Retype the data below without altering anything.

** BEGIN **

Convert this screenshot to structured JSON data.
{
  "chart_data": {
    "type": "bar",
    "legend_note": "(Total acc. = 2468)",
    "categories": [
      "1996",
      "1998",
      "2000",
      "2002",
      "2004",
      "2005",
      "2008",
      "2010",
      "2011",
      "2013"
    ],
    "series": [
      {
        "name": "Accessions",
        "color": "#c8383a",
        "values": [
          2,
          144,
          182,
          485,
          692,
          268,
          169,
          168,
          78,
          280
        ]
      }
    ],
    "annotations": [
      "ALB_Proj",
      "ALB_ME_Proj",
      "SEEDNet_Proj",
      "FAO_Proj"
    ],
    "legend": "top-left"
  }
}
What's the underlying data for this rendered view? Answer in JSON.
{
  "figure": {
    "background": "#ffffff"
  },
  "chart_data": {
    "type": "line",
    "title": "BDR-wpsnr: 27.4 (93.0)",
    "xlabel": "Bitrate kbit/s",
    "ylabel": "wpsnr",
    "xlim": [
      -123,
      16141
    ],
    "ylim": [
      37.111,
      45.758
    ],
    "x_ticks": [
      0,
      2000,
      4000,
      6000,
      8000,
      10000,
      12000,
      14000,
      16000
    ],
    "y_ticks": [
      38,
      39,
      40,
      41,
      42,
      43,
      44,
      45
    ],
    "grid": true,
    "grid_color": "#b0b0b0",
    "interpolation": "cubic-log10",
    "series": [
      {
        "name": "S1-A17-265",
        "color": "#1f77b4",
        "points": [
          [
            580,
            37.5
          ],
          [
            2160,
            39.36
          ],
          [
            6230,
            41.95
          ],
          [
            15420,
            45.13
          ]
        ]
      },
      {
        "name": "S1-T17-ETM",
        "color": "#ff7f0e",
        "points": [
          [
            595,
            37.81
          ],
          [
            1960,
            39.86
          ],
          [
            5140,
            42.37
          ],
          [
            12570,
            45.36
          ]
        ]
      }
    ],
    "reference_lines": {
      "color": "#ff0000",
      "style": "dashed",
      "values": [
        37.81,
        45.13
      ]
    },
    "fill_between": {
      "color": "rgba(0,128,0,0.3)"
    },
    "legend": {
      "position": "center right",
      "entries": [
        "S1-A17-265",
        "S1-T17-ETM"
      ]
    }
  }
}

** END **

> [Result]:
Convert this screenshot to structured JSON data.
{
  "chart_data": {
    "type": "bar",
    "legend_note": "(Total acc. = 2468)",
    "categories": [
      "1996",
      "1998",
      "2000",
      "2002",
      "2004",
      "2005",
      "2008",
      "2010",
      "2011",
      "2013"
    ],
    "series": [
      {
        "name": "Accessions",
        "color": "#c8383a",
        "values": [
          2,
          144,
          182,
          485,
          692,
          268,
          169,
          168,
          78,
          280
        ]
      }
    ],
    "annotations": [
      "ALB_Proj",
      "ALB_ME_Proj",
      "SEEDNet_Proj",
      "FAO_Proj"
    ],
    "legend": "top-left"
  }
}
What's the underlying data for this rendered view? Answer in JSON.
{
  "figure": {
    "background": "#ffffff"
  },
  "chart_data": {
    "type": "line",
    "title": "BDR-wpsnr: 27.4 (93.0)",
    "xlabel": "Bitrate kbit/s",
    "ylabel": "wpsnr",
    "xlim": [
      -123,
      16141
    ],
    "ylim": [
      37.111,
      45.758
    ],
    "x_ticks": [
      0,
      2000,
      4000,
      6000,
      8000,
      10000,
      12000,
      14000,
      16000
    ],
    "y_ticks": [
      38,
      39,
      40,
      41,
      42,
      43,
      44,
      45
    ],
    "grid": true,
    "grid_color": "#b0b0b0",
    "interpolation": "cubic-log10",
    "series": [
      {
        "name": "S1-A17-265",
        "color": "#1f77b4",
        "points": [
          [
            580,
            37.5
          ],
          [
            2160,
            39.36
          ],
          [
            6230,
            41.95
          ],
          [
            15420,
            45.13
          ]
        ]
      },
      {
        "name": "S1-T17-ETM",
        "color": "#ff7f0e",
        "points": [
          [
            595,
            37.81
          ],
          [
            1960,
            39.86
          ],
          [
            5140,
            42.37
          ],
          [
            12570,
            45.36
          ]
        ]
      }
    ],
    "reference_lines": {
      "color": "#ff0000",
      "style": "dashed",
      "values": [
        37.81,
        45.13
      ]
    },
    "fill_between": {
      "color": "rgba(0,128,0,0.3)"
    },
    "legend": {
      "position": "center right",
      "entries": [
        "S1-A17-265",
        "S1-T17-ETM"
      ]
    }
  }
}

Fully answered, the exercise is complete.